[TASK DESCRIPTION]
Type out all the records word for word. Any pictures are to be left out.

==== RECORD EXTRACTS ====

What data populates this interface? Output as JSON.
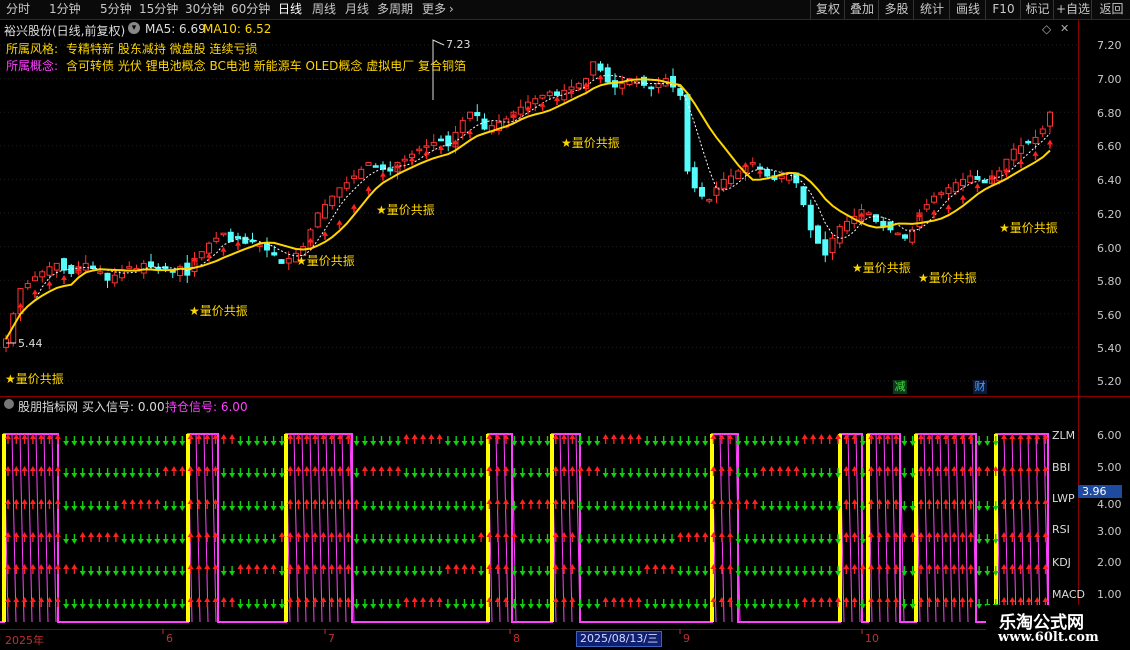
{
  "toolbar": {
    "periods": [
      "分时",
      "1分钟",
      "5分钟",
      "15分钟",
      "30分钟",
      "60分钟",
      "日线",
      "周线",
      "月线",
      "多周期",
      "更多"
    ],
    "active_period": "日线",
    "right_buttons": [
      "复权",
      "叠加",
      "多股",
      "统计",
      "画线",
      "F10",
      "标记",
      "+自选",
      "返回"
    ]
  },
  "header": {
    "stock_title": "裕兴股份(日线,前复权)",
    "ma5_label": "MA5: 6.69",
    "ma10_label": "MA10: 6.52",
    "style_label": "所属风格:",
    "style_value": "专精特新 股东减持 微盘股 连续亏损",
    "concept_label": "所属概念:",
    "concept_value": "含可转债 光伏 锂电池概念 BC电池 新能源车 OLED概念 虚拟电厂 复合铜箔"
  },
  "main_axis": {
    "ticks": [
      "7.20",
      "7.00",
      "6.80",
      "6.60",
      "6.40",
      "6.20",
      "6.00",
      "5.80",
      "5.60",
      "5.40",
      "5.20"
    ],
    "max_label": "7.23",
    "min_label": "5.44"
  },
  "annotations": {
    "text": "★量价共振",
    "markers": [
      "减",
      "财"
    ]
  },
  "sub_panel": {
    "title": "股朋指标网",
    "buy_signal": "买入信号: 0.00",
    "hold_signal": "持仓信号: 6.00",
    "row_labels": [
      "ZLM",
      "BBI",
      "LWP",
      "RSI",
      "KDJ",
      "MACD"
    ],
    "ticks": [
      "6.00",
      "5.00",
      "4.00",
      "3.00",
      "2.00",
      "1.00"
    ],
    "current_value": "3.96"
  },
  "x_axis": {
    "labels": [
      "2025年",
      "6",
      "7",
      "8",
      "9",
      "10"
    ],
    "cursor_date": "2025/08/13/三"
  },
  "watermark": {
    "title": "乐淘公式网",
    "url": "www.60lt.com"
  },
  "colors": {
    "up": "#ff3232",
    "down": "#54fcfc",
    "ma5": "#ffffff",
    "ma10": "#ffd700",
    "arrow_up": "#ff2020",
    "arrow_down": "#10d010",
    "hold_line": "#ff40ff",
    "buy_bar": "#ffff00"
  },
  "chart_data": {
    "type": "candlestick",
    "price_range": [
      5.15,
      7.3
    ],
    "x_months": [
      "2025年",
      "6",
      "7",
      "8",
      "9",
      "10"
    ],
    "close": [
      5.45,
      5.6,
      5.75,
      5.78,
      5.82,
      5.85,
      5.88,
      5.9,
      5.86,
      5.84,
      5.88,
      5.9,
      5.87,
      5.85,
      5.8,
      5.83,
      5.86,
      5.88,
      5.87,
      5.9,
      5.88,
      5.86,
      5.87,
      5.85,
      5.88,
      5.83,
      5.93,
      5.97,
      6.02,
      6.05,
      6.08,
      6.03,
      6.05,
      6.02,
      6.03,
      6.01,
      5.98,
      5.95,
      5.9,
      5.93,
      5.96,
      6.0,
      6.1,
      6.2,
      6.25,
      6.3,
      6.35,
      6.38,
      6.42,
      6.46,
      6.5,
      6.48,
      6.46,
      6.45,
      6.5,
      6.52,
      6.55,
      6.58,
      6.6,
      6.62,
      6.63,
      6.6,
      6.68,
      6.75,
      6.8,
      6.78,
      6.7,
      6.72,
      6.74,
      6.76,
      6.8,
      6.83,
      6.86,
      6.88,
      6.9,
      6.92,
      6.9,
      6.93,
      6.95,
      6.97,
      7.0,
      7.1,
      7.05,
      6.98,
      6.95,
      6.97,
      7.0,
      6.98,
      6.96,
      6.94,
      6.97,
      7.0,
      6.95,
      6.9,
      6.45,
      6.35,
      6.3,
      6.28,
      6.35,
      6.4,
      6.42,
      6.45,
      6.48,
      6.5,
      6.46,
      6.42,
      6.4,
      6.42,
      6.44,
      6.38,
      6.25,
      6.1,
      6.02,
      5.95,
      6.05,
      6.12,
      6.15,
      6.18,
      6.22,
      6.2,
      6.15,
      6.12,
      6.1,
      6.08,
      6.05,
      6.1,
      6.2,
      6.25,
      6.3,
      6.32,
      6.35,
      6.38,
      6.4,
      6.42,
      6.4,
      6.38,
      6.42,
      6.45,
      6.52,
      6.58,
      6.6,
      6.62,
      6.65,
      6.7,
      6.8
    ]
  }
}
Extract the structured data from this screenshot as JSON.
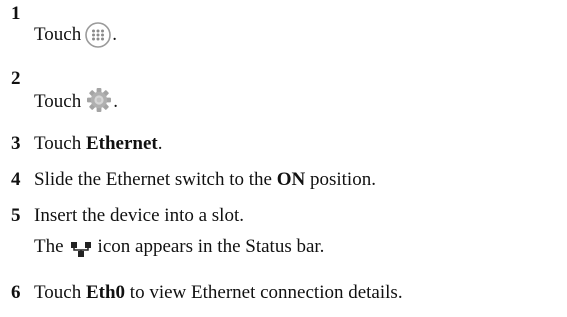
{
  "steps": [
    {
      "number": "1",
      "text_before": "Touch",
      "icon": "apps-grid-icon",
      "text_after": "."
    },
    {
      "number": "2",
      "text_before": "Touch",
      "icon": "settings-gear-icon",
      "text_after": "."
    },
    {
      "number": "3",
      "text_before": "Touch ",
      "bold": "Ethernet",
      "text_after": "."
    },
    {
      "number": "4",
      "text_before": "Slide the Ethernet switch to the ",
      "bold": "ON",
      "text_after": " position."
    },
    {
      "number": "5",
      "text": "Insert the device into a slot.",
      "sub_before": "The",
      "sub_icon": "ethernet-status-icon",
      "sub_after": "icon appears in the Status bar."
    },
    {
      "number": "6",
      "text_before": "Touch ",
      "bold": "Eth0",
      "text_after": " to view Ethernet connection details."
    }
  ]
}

====

[FULL ANSWER]
What data populates this interface? Output as JSON.
{
  "toolbar": {
    "periods": [
      "分时",
      "1分钟",
      "5分钟",
      "15分钟",
      "30分钟",
      "60分钟",
      "日线",
      "周线",
      "月线",
      "多周期",
      "更多"
    ],
    "active_period": "日线",
    "right_buttons": [
      "复权",
      "叠加",
      "多股",
      "统计",
      "画线",
      "F10",
      "标记",
      "+自选",
      "返回"
    ]
  },
  "header": {
    "stock_title": "裕兴股份(日线,前复权)",
    "ma5_label": "MA5: 6.69",
    "ma10_label": "MA10: 6.52",
    "style_label": "所属风格:",
    "style_value": "专精特新 股东减持 微盘股 连续亏损",
    "concept_label": "所属概念:",
    "concept_value": "含可转债 光伏 锂电池概念 BC电池 新能源车 OLED概念 虚拟电厂 复合铜箔"
  },
  "main_axis": {
    "ticks": [
      "7.20",
      "7.00",
      "6.80",
      "6.60",
      "6.40",
      "6.20",
      "6.00",
      "5.80",
      "5.60",
      "5.40",
      "5.20"
    ],
    "max_label": "7.23",
    "min_label": "5.44"
  },
  "annotations": {
    "text": "★量价共振",
    "markers": [
      "减",
      "财"
    ]
  },
  "sub_panel": {
    "title": "股朋指标网",
    "buy_signal": "买入信号: 0.00",
    "hold_signal": "持仓信号: 6.00",
    "row_labels": [
      "ZLM",
      "BBI",
      "LWP",
      "RSI",
      "KDJ",
      "MACD"
    ],
    "ticks": [
      "6.00",
      "5.00",
      "4.00",
      "3.00",
      "2.00",
      "1.00"
    ],
    "current_value": "3.96"
  },
  "x_axis": {
    "labels": [
      "2025年",
      "6",
      "7",
      "8",
      "9",
      "10"
    ],
    "cursor_date": "2025/08/13/三"
  },
  "watermark": {
    "title": "乐淘公式网",
    "url": "www.60lt.com"
  },
  "colors": {
    "up": "#ff3232",
    "down": "#54fcfc",
    "ma5": "#ffffff",
    "ma10": "#ffd700",
    "arrow_up": "#ff2020",
    "arrow_down": "#10d010",
    "hold_line": "#ff40ff",
    "buy_bar": "#ffff00"
  },
  "chart_data": {
    "type": "candlestick",
    "price_range": [
      5.15,
      7.3
    ],
    "x_months": [
      "2025年",
      "6",
      "7",
      "8",
      "9",
      "10"
    ],
    "close": [
      5.45,
      5.6,
      5.75,
      5.78,
      5.82,
      5.85,
      5.88,
      5.9,
      5.86,
      5.84,
      5.88,
      5.9,
      5.87,
      5.85,
      5.8,
      5.83,
      5.86,
      5.88,
      5.87,
      5.9,
      5.88,
      5.86,
      5.87,
      5.85,
      5.88,
      5.83,
      5.93,
      5.97,
      6.02,
      6.05,
      6.08,
      6.03,
      6.05,
      6.02,
      6.03,
      6.01,
      5.98,
      5.95,
      5.9,
      5.93,
      5.96,
      6.0,
      6.1,
      6.2,
      6.25,
      6.3,
      6.35,
      6.38,
      6.42,
      6.46,
      6.5,
      6.48,
      6.46,
      6.45,
      6.5,
      6.52,
      6.55,
      6.58,
      6.6,
      6.62,
      6.63,
      6.6,
      6.68,
      6.75,
      6.8,
      6.78,
      6.7,
      6.72,
      6.74,
      6.76,
      6.8,
      6.83,
      6.86,
      6.88,
      6.9,
      6.92,
      6.9,
      6.93,
      6.95,
      6.97,
      7.0,
      7.1,
      7.05,
      6.98,
      6.95,
      6.97,
      7.0,
      6.98,
      6.96,
      6.94,
      6.97,
      7.0,
      6.95,
      6.9,
      6.45,
      6.35,
      6.3,
      6.28,
      6.35,
      6.4,
      6.42,
      6.45,
      6.48,
      6.5,
      6.46,
      6.42,
      6.4,
      6.42,
      6.44,
      6.38,
      6.25,
      6.1,
      6.02,
      5.95,
      6.05,
      6.12,
      6.15,
      6.18,
      6.22,
      6.2,
      6.15,
      6.12,
      6.1,
      6.08,
      6.05,
      6.1,
      6.2,
      6.25,
      6.3,
      6.32,
      6.35,
      6.38,
      6.4,
      6.42,
      6.4,
      6.38,
      6.42,
      6.45,
      6.52,
      6.58,
      6.6,
      6.62,
      6.65,
      6.7,
      6.8
    ]
  }
}
Extract the structured data from this screenshot as JSON.
{
  "steps": [
    {
      "number": "1",
      "text_before": "Touch",
      "icon": "apps-grid-icon",
      "text_after": "."
    },
    {
      "number": "2",
      "text_before": "Touch",
      "icon": "settings-gear-icon",
      "text_after": "."
    },
    {
      "number": "3",
      "text_before": "Touch ",
      "bold": "Ethernet",
      "text_after": "."
    },
    {
      "number": "4",
      "text_before": "Slide the Ethernet switch to the ",
      "bold": "ON",
      "text_after": " position."
    },
    {
      "number": "5",
      "text": "Insert the device into a slot.",
      "sub_before": "The",
      "sub_icon": "ethernet-status-icon",
      "sub_after": "icon appears in the Status bar."
    },
    {
      "number": "6",
      "text_before": "Touch ",
      "bold": "Eth0",
      "text_after": " to view Ethernet connection details."
    }
  ]
}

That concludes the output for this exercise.